_Given passage_:
────
If there was any expectation that India would lose its economic nerve amid the uncertainty emanating from Washington, Narendra Modi’s third term has quietly but firmly laid it to rest. The return of Donald Trump to the White House, with his familiar unpredictability and veiled threats of punitive tariffs—sometimes as high as 50 per cent—has not derailed India’s trade trajectory. Instead, Modi 3.0 appears determined to de-risk India’s economic future by widening its trade map rather than pleading for favours from any single capital. The most recent and telling example is India’s confirmation of a long-awaited trade agreement with New Zealand following talks between Prime Minister Modi and his New Zealand counterpart, Christopher Luxon. Beyond symbolism, the numbers matter: New Zealand has committed investments of USD 20 billion over the next 15 years, a significant vote of confidence in India’s long-term growth story. Once formally signed in early 2026, the partnership will deepen India’s footprint in the Indo-Pacific, a region that will shape global trade flows for decades. This agreement is not an outlier. 2025 has emerged as one of India’s most active years in trade diplomacy, reflecting a deliberate strategy to diversify markets, secure investments and reduce overdependence on a few trading partners—most notably the US and China. A major milestone came with the India–EFTA Trade and Economic Partnership Agreement, which took effect on October 1, 2025. Covering Switzerland, Norway, Iceland and Liechtenstein, the pact reduces tariffs across a wide range of goods while unlocking long-term investment commitments into India. For Indian exporters, particularly in pharmaceuticals, engineering goods and specialised manufacturing, EFTA offers access to high-income markets with predictable regulatory regimes. For India, the agreement strengthens its image as a reliable destination for capital at a time when global investors are wary of geopolitical shocks.
────
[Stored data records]
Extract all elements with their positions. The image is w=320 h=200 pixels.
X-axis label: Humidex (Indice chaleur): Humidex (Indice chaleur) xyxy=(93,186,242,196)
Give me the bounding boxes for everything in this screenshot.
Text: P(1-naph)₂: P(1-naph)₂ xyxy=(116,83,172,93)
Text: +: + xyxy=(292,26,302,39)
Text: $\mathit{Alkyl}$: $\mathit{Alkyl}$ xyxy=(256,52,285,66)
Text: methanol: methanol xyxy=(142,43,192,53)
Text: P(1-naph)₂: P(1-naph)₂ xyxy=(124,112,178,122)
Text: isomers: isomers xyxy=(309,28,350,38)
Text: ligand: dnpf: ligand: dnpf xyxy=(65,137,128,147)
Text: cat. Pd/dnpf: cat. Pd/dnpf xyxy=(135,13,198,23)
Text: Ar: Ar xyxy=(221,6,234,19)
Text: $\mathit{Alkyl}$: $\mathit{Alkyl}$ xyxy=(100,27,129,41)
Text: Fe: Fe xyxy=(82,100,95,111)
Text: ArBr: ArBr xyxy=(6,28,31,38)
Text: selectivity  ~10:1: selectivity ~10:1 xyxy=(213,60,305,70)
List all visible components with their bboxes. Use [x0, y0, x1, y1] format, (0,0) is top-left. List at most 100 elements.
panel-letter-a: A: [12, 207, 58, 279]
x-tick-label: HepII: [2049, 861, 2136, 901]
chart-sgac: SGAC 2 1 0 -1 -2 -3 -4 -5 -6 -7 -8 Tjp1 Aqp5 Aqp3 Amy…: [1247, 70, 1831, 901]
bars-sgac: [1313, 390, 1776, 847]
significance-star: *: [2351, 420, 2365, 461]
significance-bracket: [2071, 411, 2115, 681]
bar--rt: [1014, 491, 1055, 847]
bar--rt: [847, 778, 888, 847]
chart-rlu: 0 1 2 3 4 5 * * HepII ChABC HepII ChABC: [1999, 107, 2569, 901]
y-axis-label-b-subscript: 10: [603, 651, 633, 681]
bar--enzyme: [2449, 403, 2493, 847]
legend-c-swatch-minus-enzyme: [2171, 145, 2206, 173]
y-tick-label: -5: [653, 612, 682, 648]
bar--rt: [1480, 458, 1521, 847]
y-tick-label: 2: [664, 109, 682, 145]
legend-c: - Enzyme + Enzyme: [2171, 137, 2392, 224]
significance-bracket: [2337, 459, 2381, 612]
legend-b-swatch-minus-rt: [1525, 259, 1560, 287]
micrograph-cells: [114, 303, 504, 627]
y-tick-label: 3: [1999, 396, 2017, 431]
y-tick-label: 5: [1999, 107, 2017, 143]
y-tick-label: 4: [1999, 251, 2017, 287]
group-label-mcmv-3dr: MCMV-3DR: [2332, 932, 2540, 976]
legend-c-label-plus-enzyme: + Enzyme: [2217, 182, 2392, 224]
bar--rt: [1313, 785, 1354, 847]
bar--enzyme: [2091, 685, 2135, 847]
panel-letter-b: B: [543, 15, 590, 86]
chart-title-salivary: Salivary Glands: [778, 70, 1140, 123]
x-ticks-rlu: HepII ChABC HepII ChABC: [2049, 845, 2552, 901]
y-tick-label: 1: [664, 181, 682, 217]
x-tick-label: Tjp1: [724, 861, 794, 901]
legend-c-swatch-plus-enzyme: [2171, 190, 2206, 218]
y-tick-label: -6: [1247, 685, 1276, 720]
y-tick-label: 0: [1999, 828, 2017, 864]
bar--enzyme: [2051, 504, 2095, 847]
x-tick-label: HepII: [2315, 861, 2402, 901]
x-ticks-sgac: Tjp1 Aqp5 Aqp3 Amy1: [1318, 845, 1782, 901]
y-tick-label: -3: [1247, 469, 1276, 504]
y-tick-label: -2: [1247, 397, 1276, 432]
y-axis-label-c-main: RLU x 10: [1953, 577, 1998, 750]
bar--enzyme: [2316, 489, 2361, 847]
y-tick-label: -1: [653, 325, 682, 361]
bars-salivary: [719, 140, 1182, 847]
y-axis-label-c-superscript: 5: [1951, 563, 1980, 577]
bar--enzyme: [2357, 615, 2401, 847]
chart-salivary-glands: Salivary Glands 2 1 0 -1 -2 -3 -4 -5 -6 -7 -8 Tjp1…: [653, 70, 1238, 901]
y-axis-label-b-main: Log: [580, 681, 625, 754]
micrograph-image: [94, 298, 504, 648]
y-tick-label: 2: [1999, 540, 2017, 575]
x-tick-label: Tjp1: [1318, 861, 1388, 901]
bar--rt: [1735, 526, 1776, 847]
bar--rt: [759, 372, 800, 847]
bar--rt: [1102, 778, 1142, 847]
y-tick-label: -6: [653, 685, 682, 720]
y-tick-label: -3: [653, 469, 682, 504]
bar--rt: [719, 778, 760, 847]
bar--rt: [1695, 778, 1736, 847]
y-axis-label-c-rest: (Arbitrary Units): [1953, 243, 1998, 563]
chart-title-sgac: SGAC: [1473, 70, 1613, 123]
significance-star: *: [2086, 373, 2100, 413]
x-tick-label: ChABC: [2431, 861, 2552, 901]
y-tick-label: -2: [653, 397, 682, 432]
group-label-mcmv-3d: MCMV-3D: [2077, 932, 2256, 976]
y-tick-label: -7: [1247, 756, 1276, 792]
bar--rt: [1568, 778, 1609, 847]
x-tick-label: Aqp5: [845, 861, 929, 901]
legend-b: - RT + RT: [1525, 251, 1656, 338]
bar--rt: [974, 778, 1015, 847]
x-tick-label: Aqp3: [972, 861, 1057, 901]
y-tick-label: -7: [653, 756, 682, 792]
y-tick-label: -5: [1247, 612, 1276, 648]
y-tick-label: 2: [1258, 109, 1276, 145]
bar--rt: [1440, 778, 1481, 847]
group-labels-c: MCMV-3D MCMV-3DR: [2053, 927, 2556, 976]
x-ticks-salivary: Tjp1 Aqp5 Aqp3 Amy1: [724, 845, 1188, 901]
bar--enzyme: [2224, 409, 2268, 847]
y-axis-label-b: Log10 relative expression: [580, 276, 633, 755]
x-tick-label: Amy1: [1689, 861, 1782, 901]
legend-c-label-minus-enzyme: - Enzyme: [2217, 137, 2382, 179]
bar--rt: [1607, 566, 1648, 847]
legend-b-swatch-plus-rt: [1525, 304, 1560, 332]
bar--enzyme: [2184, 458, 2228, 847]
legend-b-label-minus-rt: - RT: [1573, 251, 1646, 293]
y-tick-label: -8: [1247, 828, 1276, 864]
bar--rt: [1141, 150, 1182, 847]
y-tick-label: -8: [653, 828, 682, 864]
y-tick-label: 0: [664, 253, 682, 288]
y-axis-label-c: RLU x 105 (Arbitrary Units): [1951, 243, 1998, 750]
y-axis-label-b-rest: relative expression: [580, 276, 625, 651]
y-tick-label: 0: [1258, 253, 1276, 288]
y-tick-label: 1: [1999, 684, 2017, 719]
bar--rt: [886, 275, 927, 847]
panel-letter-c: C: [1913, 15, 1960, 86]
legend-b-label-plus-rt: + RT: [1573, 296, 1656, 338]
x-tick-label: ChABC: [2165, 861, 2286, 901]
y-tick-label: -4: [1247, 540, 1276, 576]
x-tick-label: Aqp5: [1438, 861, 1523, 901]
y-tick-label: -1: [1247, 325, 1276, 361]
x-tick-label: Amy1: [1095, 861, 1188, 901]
────
_Problem description_: Translate this sentence from the passage on India's trade diplomacy into French: "A major milestone came with the India–EFTA Trade and Economic Partnership Agreement, which took effect on October 1, 2025."

_Solution to this task_: Une étape majeure a été franchie avec l'Accord de partenariat commercial et économique Inde–AELE, entré en vigueur le 1er octobre 2025.